TASK INSTRUCTIONS >> Print all entries word for word.

DATA FOR PROCESSING >>
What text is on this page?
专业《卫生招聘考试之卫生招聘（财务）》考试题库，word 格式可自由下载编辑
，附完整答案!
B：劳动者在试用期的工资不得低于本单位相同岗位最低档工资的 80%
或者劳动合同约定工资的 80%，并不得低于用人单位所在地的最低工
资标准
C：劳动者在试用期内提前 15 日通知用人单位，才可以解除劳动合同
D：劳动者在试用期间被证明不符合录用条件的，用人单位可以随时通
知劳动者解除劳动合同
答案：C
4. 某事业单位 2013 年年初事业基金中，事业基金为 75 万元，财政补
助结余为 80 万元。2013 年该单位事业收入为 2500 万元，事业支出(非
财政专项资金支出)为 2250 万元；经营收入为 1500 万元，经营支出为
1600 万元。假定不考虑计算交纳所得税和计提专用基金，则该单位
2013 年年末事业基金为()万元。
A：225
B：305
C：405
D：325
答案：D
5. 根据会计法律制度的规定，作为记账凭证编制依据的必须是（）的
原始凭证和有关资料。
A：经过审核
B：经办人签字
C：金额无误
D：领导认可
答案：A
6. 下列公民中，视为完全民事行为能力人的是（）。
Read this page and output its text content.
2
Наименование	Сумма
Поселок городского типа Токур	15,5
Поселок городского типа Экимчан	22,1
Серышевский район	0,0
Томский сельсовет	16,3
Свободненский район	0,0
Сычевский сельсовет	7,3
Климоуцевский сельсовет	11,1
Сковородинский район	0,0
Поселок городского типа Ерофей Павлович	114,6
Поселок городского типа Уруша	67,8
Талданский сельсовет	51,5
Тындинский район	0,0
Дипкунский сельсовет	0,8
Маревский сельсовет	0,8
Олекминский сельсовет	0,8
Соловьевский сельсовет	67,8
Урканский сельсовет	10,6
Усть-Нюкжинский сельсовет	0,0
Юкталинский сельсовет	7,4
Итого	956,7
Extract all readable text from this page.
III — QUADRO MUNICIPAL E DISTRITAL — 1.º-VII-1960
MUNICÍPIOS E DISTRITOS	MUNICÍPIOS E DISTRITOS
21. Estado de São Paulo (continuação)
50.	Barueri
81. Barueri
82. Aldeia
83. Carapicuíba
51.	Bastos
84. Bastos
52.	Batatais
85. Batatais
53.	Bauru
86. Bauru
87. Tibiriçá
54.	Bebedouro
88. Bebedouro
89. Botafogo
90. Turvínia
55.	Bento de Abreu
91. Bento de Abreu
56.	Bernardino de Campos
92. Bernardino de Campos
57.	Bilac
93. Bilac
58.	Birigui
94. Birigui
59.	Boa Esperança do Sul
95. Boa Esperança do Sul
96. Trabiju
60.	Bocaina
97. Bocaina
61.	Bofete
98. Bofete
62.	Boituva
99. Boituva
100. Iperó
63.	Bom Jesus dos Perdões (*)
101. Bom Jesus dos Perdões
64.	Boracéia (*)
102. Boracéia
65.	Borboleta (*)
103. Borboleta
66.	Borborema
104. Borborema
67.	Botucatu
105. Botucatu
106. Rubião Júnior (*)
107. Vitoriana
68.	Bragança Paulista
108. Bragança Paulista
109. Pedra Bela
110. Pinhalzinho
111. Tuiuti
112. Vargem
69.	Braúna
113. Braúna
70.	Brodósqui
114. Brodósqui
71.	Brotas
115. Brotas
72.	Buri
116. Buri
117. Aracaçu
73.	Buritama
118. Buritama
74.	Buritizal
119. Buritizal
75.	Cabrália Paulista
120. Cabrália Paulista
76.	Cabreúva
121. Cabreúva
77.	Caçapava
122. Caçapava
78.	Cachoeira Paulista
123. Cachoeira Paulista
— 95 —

OUTPUT OF THE EXERCISE >>
What text is on this page?
专业《卫生招聘考试之卫生招聘（财务）》考试题库，word 格式可自由下载编辑
，附完整答案!
B：劳动者在试用期的工资不得低于本单位相同岗位最低档工资的 80%
或者劳动合同约定工资的 80%，并不得低于用人单位所在地的最低工
资标准
C：劳动者在试用期内提前 15 日通知用人单位，才可以解除劳动合同
D：劳动者在试用期间被证明不符合录用条件的，用人单位可以随时通
知劳动者解除劳动合同
答案：C
4. 某事业单位 2013 年年初事业基金中，事业基金为 75 万元，财政补
助结余为 80 万元。2013 年该单位事业收入为 2500 万元，事业支出(非
财政专项资金支出)为 2250 万元；经营收入为 1500 万元，经营支出为
1600 万元。假定不考虑计算交纳所得税和计提专用基金，则该单位
2013 年年末事业基金为()万元。
A：225
B：305
C：405
D：325
答案：D
5. 根据会计法律制度的规定，作为记账凭证编制依据的必须是（）的
原始凭证和有关资料。
A：经过审核
B：经办人签字
C：金额无误
D：领导认可
答案：A
6. 下列公民中，视为完全民事行为能力人的是（）。
Read this page and output its text content.
2
Наименование	Сумма
Поселок городского типа Токур	15,5
Поселок городского типа Экимчан	22,1
Серышевский район	0,0
Томский сельсовет	16,3
Свободненский район	0,0
Сычевский сельсовет	7,3
Климоуцевский сельсовет	11,1
Сковородинский район	0,0
Поселок городского типа Ерофей Павлович	114,6
Поселок городского типа Уруша	67,8
Талданский сельсовет	51,5
Тындинский район	0,0
Дипкунский сельсовет	0,8
Маревский сельсовет	0,8
Олекминский сельсовет	0,8
Соловьевский сельсовет	67,8
Урканский сельсовет	10,6
Усть-Нюкжинский сельсовет	0,0
Юкталинский сельсовет	7,4
Итого	956,7
Extract all readable text from this page.
III — QUADRO MUNICIPAL E DISTRITAL — 1.º-VII-1960
MUNICÍPIOS E DISTRITOS	MUNICÍPIOS E DISTRITOS
21. Estado de São Paulo (continuação)
50.	Barueri
81. Barueri
82. Aldeia
83. Carapicuíba
51.	Bastos
84. Bastos
52.	Batatais
85. Batatais
53.	Bauru
86. Bauru
87. Tibiriçá
54.	Bebedouro
88. Bebedouro
89. Botafogo
90. Turvínia
55.	Bento de Abreu
91. Bento de Abreu
56.	Bernardino de Campos
92. Bernardino de Campos
57.	Bilac
93. Bilac
58.	Birigui
94. Birigui
59.	Boa Esperança do Sul
95. Boa Esperança do Sul
96. Trabiju
60.	Bocaina
97. Bocaina
61.	Bofete
98. Bofete
62.	Boituva
99. Boituva
100. Iperó
63.	Bom Jesus dos Perdões (*)
101. Bom Jesus dos Perdões
64.	Boracéia (*)
102. Boracéia
65.	Borboleta (*)
103. Borboleta
66.	Borborema
104. Borborema
67.	Botucatu
105. Botucatu
106. Rubião Júnior (*)
107. Vitoriana
68.	Bragança Paulista
108. Bragança Paulista
109. Pedra Bela
110. Pinhalzinho
111. Tuiuti
112. Vargem
69.	Braúna
113. Braúna
70.	Brodósqui
114. Brodósqui
71.	Brotas
115. Brotas
72.	Buri
116. Buri
117. Aracaçu
73.	Buritama
118. Buritama
74.	Buritizal
119. Buritizal
75.	Cabrália Paulista
120. Cabrália Paulista
76.	Cabreúva
121. Cabreúva
77.	Caçapava
122. Caçapava
78.	Cachoeira Paulista
123. Cachoeira Paulista
— 95 —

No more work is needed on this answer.